# So im thinking of buying seeds...



## Chemdog226 (Sep 6, 2007)

So im thinking of buying seeds... now should i pay for them using my visa, or international money order (in which case they want an extra 20 bucks). Im thinking of going though Hemcy Seed Co. and getting the Big Bud seeds (wow, it looks like a great overall plant) has anyone gone through them? Im still kinda worried about them getting confiscated by customs, but they can only check so many letters at a time right?  Is it possible that i could get them sent to my house and never have any problems with law enforcement? I dont really have any other adress to send them too.  I really dont want to get busted


----------



## bigbudsbruddah (Sep 6, 2007)

I would use visa gift cards. They work like credit cards but cannot be traced back to you.


----------



## choking_victim (Sep 6, 2007)

if you want to be absolutely safe, do what bigbudsbruddah said.
most of the time they wont bust you, but just take your seeds. if you order over 50 they might, but I ordered mine from my personal visa from the states to europe.. (if you live in the states I wouldn't recommend getting seeds from canada at the moment, they're checking more and more shipments from canada). I went through 420 seed co., cheap reliable, very discrete, fast service and I had 11/12 germination rate. so it worked out for me. call the company and ask about how they ship and how discrete they are.
  my best wishes to you and your grow.

 good x's and great highs


----------



## Chemdog226 (Sep 7, 2007)

I'll definilely try them out, thanks for the info guys


----------

★ ★ ★ ★ ★

To be done.
1 > Quote the seed-buying thread from "## choking_victim (Sep" up to and including "and your grow.".
2 > Print the rows from their first line up to and including the line with "talent-option-label: 天命（初始可用属性点+8） [253, 1904, 827, 1958]".

★ ★ ★ ★ ★

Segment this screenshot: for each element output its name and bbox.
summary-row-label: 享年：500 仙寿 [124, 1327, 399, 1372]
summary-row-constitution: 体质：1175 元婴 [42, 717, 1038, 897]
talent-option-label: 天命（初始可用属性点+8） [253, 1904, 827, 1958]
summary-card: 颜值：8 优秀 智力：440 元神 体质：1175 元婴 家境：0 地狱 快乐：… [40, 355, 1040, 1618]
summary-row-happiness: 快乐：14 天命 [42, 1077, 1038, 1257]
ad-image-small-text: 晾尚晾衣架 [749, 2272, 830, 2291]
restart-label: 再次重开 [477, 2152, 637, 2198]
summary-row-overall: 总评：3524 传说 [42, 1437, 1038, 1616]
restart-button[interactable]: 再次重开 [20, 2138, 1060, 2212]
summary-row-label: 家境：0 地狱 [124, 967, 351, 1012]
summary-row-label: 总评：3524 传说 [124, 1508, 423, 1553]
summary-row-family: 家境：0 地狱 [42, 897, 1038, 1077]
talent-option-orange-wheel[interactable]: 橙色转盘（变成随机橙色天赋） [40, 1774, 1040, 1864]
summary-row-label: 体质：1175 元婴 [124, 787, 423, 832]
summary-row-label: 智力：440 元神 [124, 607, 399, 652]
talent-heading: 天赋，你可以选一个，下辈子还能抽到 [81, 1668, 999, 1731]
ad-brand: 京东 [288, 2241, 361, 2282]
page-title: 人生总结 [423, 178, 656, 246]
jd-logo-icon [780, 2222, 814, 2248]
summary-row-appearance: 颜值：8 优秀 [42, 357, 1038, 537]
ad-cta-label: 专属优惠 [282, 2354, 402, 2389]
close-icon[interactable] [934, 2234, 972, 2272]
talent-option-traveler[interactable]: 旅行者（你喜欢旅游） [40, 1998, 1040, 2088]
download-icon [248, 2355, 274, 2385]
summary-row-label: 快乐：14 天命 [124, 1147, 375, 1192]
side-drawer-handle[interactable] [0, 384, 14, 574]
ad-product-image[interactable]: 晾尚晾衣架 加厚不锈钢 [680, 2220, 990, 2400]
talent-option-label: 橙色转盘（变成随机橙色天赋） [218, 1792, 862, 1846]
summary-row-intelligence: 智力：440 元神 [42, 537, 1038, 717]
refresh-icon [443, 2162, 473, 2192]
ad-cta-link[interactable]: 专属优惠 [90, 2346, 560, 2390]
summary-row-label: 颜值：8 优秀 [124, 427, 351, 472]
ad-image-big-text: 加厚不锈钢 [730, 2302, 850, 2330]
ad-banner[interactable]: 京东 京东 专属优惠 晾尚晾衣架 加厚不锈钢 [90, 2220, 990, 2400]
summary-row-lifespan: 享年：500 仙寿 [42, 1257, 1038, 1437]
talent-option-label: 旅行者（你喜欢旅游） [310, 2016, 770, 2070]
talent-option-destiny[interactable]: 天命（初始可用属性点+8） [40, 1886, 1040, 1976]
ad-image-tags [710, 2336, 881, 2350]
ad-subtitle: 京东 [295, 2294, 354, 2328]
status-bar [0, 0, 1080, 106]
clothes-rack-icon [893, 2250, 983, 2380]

★ ★ ★ ★ ★

Solved tasks.
1 >
## choking_victim (Sep 6, 2007)

if you want to be absolutely safe, do what bigbudsbruddah said.
most of the time they wont bust you, but just take your seeds. if you order over 50 they might, but I ordered mine from my personal visa from the states to europe.. (if you live in the states I wouldn't recommend getting seeds from canada at the moment, they're checking more and more shipments from canada). I went through 420 seed co., cheap reliable, very discrete, fast service and I had 11/12 germination rate. so it worked out for me. call the company and ask about how they ship and how discrete they are.
  my best wishes to you and your grow.

2 >
Segment this screenshot: for each element output its name and bbox.
summary-row-label: 享年：500 仙寿 [124, 1327, 399, 1372]
summary-row-constitution: 体质：1175 元婴 [42, 717, 1038, 897]
talent-option-label: 天命（初始可用属性点+8） [253, 1904, 827, 1958]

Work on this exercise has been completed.